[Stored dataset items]
****
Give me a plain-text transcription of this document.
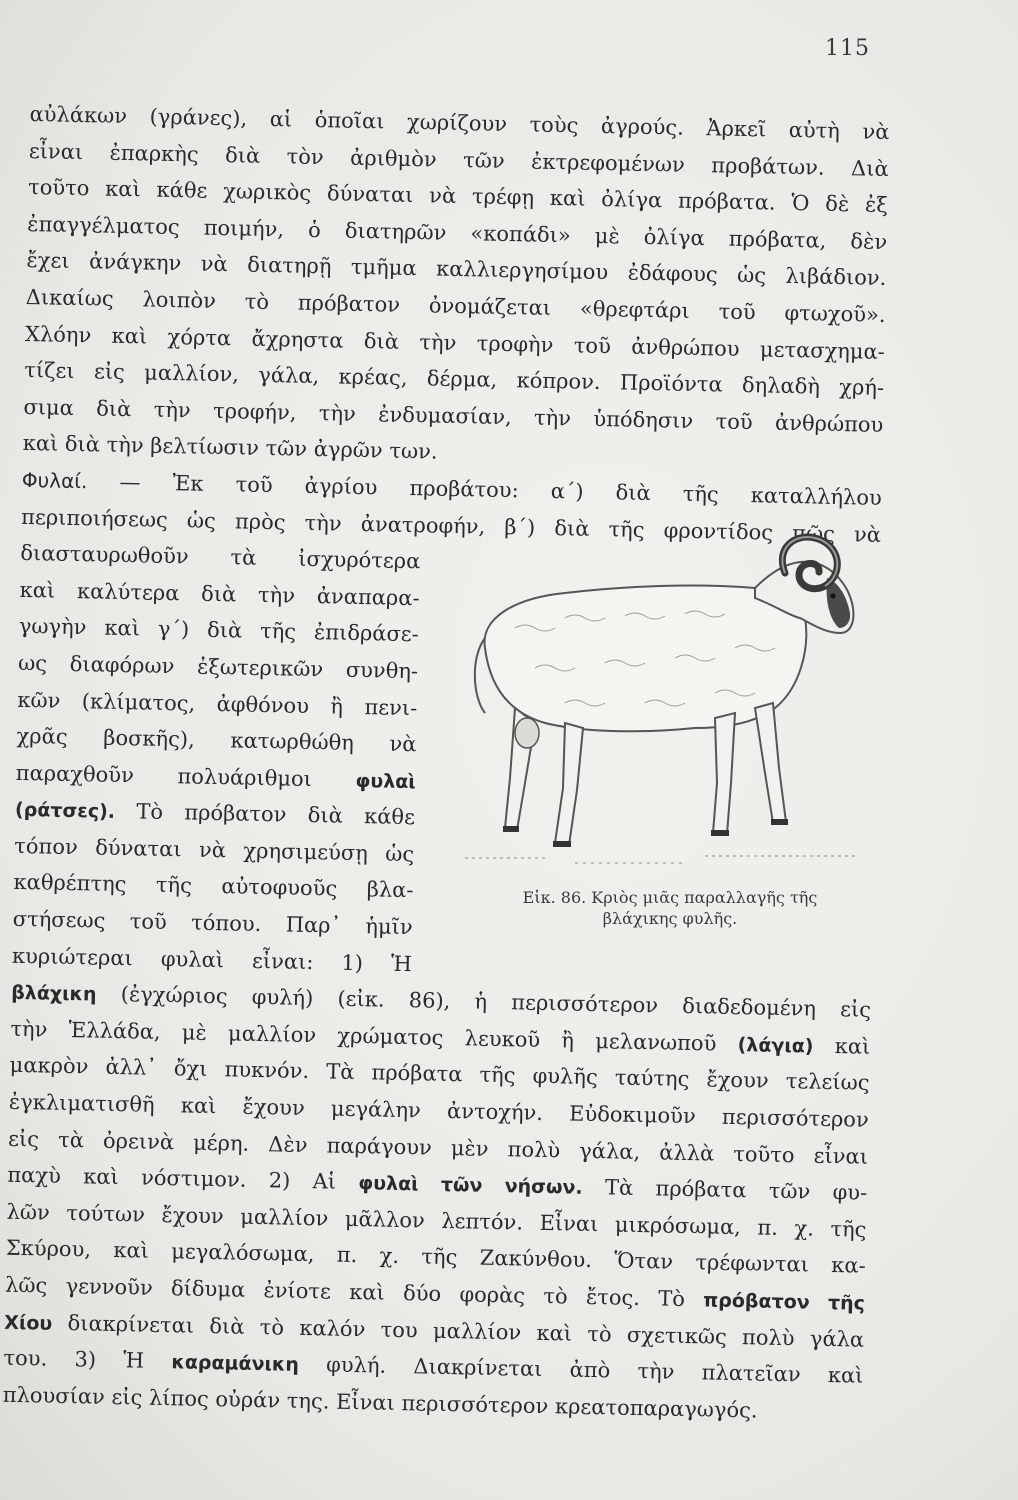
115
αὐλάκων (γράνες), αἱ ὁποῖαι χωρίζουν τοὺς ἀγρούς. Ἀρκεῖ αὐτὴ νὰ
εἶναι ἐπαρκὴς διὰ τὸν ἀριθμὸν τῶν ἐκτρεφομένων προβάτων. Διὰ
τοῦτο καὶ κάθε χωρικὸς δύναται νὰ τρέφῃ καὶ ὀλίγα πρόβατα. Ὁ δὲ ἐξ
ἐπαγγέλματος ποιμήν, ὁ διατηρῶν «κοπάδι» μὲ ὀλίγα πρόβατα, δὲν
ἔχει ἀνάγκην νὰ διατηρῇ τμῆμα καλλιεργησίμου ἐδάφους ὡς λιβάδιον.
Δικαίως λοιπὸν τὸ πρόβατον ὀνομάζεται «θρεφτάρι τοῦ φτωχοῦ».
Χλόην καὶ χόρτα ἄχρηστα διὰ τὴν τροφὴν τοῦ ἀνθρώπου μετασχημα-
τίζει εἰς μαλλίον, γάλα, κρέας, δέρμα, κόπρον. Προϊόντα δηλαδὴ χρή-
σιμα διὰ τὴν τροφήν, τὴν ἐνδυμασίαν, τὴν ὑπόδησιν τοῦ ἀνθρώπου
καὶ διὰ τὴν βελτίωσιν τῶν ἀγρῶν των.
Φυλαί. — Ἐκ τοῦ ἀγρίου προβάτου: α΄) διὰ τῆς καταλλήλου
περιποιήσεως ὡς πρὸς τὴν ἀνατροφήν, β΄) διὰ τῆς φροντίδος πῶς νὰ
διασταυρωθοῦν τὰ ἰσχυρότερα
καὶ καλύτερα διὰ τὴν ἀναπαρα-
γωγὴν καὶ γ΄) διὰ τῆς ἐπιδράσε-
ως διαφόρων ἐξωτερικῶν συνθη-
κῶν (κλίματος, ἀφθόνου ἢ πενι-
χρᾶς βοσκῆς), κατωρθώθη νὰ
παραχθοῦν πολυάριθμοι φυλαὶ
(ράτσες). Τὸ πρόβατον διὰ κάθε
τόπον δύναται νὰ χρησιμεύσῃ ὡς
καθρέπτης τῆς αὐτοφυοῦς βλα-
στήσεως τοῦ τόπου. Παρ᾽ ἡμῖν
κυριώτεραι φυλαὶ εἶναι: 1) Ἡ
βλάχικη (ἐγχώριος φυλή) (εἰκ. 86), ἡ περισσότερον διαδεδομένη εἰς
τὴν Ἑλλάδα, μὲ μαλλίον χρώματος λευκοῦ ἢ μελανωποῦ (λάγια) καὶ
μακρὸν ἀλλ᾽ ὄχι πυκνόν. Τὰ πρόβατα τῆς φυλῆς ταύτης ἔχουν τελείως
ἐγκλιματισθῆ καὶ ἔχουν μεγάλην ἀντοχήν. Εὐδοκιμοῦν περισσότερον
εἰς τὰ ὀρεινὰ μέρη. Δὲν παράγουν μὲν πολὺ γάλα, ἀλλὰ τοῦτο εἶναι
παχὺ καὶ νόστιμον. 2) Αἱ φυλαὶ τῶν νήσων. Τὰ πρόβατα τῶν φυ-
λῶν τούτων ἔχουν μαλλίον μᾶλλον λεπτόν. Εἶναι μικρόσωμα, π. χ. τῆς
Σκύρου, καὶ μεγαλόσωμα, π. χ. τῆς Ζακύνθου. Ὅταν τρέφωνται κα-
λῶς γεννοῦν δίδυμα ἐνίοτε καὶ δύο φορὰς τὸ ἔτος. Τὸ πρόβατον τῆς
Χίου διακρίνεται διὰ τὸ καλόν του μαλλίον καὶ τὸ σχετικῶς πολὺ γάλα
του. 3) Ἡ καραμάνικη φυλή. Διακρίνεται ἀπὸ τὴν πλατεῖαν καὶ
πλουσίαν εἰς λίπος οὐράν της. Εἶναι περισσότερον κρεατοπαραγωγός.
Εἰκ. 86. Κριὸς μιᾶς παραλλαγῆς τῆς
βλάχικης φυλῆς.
****
◆ EXERCISE ◆
Output every entry word for word, but omit the pictures.

◆ THE OUTPUT ◆
Give me a plain-text transcription of this document.
115
αὐλάκων (γράνες), αἱ ὁποῖαι χωρίζουν τοὺς ἀγρούς. Ἀρκεῖ αὐτὴ νὰ
εἶναι ἐπαρκὴς διὰ τὸν ἀριθμὸν τῶν ἐκτρεφομένων προβάτων. Διὰ
τοῦτο καὶ κάθε χωρικὸς δύναται νὰ τρέφῃ καὶ ὀλίγα πρόβατα. Ὁ δὲ ἐξ
ἐπαγγέλματος ποιμήν, ὁ διατηρῶν «κοπάδι» μὲ ὀλίγα πρόβατα, δὲν
ἔχει ἀνάγκην νὰ διατηρῇ τμῆμα καλλιεργησίμου ἐδάφους ὡς λιβάδιον.
Δικαίως λοιπὸν τὸ πρόβατον ὀνομάζεται «θρεφτάρι τοῦ φτωχοῦ».
Χλόην καὶ χόρτα ἄχρηστα διὰ τὴν τροφὴν τοῦ ἀνθρώπου μετασχημα-
τίζει εἰς μαλλίον, γάλα, κρέας, δέρμα, κόπρον. Προϊόντα δηλαδὴ χρή-
σιμα διὰ τὴν τροφήν, τὴν ἐνδυμασίαν, τὴν ὑπόδησιν τοῦ ἀνθρώπου
καὶ διὰ τὴν βελτίωσιν τῶν ἀγρῶν των.
Φυλαί. — Ἐκ τοῦ ἀγρίου προβάτου: α΄) διὰ τῆς καταλλήλου
περιποιήσεως ὡς πρὸς τὴν ἀνατροφήν, β΄) διὰ τῆς φροντίδος πῶς νὰ
διασταυρωθοῦν τὰ ἰσχυρότερα
καὶ καλύτερα διὰ τὴν ἀναπαρα-
γωγὴν καὶ γ΄) διὰ τῆς ἐπιδράσε-
ως διαφόρων ἐξωτερικῶν συνθη-
κῶν (κλίματος, ἀφθόνου ἢ πενι-
χρᾶς βοσκῆς), κατωρθώθη νὰ
παραχθοῦν πολυάριθμοι φυλαὶ
(ράτσες). Τὸ πρόβατον διὰ κάθε
τόπον δύναται νὰ χρησιμεύσῃ ὡς
καθρέπτης τῆς αὐτοφυοῦς βλα-
στήσεως τοῦ τόπου. Παρ᾽ ἡμῖν
κυριώτεραι φυλαὶ εἶναι: 1) Ἡ
βλάχικη (ἐγχώριος φυλή) (εἰκ. 86), ἡ περισσότερον διαδεδομένη εἰς
τὴν Ἑλλάδα, μὲ μαλλίον χρώματος λευκοῦ ἢ μελανωποῦ (λάγια) καὶ
μακρὸν ἀλλ᾽ ὄχι πυκνόν. Τὰ πρόβατα τῆς φυλῆς ταύτης ἔχουν τελείως
ἐγκλιματισθῆ καὶ ἔχουν μεγάλην ἀντοχήν. Εὐδοκιμοῦν περισσότερον
εἰς τὰ ὀρεινὰ μέρη. Δὲν παράγουν μὲν πολὺ γάλα, ἀλλὰ τοῦτο εἶναι
παχὺ καὶ νόστιμον. 2) Αἱ φυλαὶ τῶν νήσων. Τὰ πρόβατα τῶν φυ-
λῶν τούτων ἔχουν μαλλίον μᾶλλον λεπτόν. Εἶναι μικρόσωμα, π. χ. τῆς
Σκύρου, καὶ μεγαλόσωμα, π. χ. τῆς Ζακύνθου. Ὅταν τρέφωνται κα-
λῶς γεννοῦν δίδυμα ἐνίοτε καὶ δύο φορὰς τὸ ἔτος. Τὸ πρόβατον τῆς
Χίου διακρίνεται διὰ τὸ καλόν του μαλλίον καὶ τὸ σχετικῶς πολὺ γάλα
του. 3) Ἡ καραμάνικη φυλή. Διακρίνεται ἀπὸ τὴν πλατεῖαν καὶ
πλουσίαν εἰς λίπος οὐράν της. Εἶναι περισσότερον κρεατοπαραγωγός.
Εἰκ. 86. Κριὸς μιᾶς παραλλαγῆς τῆς
βλάχικης φυλῆς.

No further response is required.